## Written request
Search the material below for the string "JSON" and extract each line that has it.

## Given records
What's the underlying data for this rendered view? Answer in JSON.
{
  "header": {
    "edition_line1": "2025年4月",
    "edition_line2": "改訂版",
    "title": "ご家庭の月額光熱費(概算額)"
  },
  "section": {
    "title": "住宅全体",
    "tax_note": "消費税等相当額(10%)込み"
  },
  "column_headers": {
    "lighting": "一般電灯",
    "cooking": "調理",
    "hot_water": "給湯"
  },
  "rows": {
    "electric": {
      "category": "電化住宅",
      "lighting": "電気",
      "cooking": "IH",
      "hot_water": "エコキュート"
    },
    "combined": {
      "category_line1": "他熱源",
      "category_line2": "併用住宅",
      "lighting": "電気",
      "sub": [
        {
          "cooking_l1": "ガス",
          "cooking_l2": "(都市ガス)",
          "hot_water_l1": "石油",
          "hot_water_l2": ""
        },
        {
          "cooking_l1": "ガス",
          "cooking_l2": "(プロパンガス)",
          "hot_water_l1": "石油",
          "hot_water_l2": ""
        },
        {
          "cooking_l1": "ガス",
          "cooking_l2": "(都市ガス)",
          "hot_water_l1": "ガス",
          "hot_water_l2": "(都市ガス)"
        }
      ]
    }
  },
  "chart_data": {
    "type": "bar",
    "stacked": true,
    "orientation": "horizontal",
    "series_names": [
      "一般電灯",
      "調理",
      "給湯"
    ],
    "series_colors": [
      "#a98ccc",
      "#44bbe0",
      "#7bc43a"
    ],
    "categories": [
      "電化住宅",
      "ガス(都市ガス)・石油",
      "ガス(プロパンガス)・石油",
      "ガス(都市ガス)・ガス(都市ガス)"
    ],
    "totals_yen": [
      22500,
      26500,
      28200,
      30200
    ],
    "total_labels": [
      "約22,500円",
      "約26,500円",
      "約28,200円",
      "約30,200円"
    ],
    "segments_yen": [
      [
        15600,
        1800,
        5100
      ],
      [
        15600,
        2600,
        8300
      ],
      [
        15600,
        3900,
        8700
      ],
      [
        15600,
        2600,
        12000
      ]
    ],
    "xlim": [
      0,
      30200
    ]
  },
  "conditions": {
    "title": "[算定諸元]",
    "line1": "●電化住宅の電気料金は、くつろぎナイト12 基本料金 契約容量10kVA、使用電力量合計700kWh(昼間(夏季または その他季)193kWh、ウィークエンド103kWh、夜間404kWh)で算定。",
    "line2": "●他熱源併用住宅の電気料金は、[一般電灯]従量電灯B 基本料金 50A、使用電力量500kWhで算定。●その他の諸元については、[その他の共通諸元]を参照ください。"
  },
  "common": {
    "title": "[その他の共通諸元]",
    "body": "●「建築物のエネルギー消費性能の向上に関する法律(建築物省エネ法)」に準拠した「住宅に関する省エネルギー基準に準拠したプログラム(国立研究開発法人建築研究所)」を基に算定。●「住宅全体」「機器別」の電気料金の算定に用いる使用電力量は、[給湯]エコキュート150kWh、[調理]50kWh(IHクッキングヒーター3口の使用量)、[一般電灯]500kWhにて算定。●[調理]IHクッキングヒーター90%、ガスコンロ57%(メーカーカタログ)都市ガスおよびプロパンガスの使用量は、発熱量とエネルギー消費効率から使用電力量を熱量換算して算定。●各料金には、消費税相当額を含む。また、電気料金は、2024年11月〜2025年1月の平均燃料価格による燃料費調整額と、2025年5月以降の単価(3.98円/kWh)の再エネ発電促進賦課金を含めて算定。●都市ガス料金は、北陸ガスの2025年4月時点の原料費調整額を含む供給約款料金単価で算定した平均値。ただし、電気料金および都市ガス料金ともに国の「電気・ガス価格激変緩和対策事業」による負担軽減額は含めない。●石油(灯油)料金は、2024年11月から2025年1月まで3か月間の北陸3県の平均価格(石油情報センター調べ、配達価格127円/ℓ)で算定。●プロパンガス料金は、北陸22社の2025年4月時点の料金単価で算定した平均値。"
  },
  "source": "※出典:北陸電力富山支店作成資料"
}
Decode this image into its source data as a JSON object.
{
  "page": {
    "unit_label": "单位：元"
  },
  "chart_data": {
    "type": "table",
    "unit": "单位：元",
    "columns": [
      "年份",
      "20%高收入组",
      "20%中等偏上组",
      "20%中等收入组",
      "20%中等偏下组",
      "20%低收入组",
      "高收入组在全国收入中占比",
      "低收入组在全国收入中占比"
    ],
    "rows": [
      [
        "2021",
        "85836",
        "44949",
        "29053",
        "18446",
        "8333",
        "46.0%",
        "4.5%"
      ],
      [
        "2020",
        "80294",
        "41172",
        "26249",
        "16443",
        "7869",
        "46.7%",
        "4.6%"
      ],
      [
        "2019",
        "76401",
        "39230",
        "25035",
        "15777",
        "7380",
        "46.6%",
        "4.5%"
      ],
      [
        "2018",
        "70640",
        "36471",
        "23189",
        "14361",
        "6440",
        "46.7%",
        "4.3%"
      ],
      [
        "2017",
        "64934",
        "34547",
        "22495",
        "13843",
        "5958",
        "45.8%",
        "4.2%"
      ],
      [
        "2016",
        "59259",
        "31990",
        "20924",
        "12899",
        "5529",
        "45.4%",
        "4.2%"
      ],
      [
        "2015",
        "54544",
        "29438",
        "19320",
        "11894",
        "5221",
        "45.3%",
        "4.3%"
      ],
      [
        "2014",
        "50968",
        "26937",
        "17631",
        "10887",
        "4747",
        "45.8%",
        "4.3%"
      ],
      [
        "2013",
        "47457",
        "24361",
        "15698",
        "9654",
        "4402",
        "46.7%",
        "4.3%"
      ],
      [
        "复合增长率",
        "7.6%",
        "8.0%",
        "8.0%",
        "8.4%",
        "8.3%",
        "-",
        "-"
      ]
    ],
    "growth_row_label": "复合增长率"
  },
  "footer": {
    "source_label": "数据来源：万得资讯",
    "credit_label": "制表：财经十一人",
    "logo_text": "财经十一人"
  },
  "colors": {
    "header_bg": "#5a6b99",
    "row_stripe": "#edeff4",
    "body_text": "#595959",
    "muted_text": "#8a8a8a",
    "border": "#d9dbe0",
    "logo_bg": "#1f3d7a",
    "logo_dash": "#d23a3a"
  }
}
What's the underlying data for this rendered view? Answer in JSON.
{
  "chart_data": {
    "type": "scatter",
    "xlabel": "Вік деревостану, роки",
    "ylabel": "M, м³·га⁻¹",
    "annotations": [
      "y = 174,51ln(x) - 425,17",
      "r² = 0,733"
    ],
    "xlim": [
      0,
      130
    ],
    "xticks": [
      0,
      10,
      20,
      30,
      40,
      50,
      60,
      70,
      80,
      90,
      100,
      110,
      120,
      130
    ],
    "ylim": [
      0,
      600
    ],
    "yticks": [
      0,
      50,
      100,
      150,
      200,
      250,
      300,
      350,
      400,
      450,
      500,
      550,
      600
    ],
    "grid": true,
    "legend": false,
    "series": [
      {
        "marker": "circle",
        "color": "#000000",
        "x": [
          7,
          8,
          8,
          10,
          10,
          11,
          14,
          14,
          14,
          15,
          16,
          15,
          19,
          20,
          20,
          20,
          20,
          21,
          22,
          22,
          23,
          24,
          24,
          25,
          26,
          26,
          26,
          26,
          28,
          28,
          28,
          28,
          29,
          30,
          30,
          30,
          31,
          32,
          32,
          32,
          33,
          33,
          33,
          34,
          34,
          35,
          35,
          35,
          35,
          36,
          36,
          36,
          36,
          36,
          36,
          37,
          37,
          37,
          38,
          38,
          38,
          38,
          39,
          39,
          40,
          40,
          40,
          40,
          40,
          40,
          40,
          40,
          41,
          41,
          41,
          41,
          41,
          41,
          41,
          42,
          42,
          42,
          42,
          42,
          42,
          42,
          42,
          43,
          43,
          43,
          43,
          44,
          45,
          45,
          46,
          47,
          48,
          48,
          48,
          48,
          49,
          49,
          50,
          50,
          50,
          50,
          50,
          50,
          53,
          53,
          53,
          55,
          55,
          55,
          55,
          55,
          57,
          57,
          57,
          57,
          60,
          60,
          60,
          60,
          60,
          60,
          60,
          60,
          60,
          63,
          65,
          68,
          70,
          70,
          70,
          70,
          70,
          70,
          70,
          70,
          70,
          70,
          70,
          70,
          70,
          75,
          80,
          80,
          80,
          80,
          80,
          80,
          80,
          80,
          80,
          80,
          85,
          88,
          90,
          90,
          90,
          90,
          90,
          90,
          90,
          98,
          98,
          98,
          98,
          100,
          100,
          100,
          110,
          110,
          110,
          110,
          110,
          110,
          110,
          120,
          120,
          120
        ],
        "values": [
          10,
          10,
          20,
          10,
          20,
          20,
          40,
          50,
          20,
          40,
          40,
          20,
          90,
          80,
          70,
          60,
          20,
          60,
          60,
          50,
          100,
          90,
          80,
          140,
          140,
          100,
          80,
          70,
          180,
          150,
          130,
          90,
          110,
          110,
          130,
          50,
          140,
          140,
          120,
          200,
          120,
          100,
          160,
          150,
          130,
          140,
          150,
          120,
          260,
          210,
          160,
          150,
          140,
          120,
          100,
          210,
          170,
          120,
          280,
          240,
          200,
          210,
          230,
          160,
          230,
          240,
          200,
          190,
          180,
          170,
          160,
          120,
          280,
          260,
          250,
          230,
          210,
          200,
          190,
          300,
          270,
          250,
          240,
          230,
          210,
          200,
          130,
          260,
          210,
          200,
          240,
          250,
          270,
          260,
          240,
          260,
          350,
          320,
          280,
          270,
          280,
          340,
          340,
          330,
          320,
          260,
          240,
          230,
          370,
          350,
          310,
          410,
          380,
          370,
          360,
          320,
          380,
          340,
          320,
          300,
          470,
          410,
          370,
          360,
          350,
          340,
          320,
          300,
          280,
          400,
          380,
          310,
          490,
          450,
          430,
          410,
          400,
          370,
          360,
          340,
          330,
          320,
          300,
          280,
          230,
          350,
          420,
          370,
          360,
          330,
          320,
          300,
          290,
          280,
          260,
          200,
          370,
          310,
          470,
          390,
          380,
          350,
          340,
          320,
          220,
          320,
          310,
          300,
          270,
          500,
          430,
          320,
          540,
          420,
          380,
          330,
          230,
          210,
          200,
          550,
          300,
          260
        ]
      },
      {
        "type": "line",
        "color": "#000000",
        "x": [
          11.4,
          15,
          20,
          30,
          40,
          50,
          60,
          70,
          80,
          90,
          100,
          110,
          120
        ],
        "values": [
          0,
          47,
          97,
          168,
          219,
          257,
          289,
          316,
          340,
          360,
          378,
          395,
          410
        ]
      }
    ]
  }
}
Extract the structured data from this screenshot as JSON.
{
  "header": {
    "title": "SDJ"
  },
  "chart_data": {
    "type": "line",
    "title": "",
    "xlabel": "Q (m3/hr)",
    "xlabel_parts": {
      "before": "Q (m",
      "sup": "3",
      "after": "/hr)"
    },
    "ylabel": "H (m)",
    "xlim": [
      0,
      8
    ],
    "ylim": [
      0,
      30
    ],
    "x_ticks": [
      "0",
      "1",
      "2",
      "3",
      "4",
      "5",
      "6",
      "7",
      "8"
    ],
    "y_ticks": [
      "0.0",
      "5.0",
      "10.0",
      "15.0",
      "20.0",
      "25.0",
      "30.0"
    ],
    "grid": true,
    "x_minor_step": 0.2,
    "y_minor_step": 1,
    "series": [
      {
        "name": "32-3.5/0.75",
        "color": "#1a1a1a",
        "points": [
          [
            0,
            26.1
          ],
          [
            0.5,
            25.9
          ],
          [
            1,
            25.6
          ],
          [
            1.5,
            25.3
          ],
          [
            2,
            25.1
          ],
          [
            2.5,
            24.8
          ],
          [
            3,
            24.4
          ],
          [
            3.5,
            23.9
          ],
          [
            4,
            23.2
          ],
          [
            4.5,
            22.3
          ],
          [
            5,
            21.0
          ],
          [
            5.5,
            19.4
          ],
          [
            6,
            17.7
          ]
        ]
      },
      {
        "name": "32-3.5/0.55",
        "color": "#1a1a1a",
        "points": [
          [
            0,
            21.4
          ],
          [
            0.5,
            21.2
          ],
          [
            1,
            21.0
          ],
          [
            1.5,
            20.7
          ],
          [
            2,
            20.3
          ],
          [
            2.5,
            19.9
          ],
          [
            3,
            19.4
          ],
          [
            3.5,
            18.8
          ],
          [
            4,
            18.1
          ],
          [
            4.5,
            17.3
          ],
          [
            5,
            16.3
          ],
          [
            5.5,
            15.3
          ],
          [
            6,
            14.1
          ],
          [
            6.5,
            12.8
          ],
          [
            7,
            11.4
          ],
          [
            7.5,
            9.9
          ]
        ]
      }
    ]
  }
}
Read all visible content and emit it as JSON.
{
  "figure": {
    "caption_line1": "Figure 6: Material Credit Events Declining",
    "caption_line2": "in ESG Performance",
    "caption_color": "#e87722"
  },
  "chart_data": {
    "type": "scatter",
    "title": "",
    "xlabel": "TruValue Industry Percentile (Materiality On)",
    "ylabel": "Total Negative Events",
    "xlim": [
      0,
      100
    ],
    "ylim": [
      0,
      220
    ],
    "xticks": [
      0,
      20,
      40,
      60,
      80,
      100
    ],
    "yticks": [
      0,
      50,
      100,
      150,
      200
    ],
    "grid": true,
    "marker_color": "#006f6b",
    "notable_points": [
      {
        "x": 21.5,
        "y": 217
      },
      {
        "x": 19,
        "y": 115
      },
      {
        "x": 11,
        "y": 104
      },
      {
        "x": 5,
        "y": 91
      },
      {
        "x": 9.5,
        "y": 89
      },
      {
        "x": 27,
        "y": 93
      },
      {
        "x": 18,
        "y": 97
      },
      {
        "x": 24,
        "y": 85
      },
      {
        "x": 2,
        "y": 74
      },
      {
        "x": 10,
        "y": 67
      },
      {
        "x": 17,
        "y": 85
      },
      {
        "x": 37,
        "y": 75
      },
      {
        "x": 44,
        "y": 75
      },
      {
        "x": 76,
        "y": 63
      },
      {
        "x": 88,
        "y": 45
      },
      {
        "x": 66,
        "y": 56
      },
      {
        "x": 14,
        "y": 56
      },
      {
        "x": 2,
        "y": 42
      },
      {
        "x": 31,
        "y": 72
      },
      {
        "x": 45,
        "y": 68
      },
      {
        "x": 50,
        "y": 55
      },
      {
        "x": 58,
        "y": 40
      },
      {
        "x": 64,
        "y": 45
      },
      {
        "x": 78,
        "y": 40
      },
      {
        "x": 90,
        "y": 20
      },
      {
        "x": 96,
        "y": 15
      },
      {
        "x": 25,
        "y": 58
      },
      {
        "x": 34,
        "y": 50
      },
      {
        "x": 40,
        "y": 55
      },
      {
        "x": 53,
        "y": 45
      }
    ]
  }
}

## Answer to this exercise
What's the underlying data for this rendered view? Answer in JSON.
Decode this image into its source data as a JSON object.
What's the underlying data for this rendered view? Answer in JSON.
Extract the structured data from this screenshot as JSON.
Read all visible content and emit it as JSON.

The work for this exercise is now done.